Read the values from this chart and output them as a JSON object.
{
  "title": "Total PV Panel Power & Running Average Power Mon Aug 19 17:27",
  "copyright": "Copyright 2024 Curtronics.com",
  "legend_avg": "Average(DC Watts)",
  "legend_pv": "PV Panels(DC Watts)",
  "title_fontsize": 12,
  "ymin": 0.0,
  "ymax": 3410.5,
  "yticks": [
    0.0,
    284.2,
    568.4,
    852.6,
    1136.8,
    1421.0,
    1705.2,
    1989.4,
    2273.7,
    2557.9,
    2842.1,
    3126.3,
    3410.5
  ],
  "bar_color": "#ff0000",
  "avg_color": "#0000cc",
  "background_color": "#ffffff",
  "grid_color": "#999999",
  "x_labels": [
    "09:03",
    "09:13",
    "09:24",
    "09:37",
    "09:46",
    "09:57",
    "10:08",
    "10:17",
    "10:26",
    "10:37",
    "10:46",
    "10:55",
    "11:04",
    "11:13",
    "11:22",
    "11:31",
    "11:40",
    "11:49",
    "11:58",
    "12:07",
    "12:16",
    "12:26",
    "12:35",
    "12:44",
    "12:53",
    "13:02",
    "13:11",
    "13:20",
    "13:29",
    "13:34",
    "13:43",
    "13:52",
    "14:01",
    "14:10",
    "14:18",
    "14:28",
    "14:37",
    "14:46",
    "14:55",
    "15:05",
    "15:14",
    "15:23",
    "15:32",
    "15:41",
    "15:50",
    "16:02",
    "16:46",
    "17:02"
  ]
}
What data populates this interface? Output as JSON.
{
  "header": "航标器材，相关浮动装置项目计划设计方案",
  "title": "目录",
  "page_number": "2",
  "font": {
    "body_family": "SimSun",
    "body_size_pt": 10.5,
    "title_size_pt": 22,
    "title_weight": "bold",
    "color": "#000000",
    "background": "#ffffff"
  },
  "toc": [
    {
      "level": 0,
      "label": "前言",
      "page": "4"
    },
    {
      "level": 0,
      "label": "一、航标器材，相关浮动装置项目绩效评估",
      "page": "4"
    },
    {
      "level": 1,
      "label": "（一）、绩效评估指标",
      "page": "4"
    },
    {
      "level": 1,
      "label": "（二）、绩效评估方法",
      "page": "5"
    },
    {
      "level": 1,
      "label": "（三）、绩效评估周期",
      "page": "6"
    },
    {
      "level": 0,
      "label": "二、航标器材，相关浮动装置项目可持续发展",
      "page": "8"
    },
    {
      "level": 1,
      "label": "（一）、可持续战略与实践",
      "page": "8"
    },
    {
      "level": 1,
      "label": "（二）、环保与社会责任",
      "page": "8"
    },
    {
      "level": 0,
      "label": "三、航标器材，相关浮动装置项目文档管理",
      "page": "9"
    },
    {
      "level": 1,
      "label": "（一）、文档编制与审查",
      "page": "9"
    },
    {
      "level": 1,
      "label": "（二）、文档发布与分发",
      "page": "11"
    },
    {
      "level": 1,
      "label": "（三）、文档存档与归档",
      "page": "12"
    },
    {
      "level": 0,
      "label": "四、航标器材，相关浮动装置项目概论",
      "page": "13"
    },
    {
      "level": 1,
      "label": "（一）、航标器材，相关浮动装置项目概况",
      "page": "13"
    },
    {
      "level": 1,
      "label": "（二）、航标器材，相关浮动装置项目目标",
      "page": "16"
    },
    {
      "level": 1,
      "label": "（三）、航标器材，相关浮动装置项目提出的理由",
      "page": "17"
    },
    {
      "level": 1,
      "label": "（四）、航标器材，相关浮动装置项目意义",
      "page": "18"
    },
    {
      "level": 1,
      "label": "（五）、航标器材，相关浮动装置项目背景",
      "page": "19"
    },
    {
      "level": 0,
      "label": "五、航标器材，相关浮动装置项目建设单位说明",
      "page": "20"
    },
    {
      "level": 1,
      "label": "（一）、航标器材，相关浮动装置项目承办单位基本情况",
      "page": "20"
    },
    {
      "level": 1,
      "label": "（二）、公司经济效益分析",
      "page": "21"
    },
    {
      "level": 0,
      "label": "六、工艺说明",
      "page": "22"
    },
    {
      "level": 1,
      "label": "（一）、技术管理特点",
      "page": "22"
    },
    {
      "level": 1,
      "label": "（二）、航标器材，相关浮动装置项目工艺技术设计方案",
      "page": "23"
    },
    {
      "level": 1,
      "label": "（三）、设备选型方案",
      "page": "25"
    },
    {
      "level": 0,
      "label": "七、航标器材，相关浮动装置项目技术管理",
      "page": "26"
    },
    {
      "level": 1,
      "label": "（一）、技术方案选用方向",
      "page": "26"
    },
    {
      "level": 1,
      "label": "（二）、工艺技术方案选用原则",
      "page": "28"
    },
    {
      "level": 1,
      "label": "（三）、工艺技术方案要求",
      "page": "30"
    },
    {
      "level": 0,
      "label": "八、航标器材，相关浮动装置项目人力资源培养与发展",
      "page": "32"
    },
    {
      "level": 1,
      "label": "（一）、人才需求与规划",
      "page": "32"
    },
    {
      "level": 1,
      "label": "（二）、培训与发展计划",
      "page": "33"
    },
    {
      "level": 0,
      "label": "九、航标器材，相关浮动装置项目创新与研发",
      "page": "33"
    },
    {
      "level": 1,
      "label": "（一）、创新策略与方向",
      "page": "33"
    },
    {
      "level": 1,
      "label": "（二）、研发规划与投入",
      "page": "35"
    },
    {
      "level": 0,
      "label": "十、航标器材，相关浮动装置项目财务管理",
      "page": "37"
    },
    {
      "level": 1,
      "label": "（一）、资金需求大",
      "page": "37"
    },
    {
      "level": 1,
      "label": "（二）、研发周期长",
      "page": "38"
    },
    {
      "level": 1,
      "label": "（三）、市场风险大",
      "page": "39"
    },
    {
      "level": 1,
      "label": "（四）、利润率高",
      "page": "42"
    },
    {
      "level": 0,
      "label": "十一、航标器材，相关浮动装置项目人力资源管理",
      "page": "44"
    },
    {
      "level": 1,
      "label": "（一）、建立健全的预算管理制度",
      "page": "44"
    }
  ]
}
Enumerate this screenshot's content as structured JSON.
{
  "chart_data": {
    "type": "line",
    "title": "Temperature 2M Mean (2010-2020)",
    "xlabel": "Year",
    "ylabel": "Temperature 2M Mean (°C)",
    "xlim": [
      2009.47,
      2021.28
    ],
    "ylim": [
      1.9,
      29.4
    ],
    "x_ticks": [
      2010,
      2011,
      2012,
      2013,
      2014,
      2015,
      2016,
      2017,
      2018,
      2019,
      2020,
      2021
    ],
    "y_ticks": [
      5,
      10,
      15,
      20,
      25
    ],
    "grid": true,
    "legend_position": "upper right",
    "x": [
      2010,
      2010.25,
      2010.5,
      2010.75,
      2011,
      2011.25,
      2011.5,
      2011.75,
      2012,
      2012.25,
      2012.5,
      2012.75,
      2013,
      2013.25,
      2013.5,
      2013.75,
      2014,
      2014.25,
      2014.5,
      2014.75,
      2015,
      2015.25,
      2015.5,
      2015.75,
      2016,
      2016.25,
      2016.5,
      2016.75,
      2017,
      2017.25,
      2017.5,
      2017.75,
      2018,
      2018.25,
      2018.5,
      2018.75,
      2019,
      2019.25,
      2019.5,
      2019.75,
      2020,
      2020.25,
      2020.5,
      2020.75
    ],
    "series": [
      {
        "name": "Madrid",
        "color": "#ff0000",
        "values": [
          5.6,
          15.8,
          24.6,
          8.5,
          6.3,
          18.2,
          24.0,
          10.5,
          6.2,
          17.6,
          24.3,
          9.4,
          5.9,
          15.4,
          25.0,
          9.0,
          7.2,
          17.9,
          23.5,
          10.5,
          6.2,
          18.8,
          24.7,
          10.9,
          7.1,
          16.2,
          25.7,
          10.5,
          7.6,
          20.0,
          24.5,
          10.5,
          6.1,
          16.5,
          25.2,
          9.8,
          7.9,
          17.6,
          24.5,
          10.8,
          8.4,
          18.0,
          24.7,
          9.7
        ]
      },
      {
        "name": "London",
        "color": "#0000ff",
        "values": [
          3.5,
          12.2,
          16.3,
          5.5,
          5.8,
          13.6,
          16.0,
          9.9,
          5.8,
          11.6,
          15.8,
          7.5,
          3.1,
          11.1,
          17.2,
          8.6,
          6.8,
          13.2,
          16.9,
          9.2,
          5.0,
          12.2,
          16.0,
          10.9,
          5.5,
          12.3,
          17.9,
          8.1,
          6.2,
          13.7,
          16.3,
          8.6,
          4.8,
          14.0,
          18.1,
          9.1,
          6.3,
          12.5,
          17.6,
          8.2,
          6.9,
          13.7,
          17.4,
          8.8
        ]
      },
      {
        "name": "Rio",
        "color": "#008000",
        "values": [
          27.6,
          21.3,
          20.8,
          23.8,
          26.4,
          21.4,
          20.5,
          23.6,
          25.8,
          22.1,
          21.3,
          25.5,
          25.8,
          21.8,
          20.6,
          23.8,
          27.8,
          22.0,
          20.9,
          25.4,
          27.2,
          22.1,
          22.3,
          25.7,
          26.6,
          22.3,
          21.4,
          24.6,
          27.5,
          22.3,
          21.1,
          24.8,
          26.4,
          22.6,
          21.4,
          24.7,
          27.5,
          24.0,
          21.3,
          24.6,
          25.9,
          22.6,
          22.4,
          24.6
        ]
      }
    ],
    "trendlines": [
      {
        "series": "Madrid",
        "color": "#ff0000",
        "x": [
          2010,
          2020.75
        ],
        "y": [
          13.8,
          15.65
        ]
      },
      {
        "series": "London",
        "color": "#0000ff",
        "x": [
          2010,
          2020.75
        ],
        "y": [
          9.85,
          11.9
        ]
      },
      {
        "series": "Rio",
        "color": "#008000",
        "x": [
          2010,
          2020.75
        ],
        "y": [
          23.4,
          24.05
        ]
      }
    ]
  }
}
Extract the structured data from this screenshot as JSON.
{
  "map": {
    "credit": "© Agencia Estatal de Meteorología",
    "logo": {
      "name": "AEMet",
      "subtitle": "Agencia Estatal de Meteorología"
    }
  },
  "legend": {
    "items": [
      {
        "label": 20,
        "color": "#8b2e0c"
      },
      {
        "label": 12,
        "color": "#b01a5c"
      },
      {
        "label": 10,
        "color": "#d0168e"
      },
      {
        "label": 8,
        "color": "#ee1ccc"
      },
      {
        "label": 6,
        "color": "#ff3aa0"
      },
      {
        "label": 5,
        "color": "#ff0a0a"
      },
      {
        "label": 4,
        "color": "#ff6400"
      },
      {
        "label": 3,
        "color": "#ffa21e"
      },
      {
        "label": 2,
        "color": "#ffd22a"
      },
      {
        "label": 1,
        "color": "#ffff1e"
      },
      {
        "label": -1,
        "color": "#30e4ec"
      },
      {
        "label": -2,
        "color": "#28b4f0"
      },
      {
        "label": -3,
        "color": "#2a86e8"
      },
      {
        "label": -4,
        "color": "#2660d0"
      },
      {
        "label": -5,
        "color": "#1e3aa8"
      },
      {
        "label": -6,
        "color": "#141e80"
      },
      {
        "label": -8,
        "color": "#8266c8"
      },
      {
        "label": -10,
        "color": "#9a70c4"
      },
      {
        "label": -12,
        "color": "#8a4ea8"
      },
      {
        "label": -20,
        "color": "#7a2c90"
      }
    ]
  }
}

■ ■ ■

** Exercise objective **
Looking at the entries above, say how many lines contain the word "series". Only the number is wanted.

** Result of the exercise **
4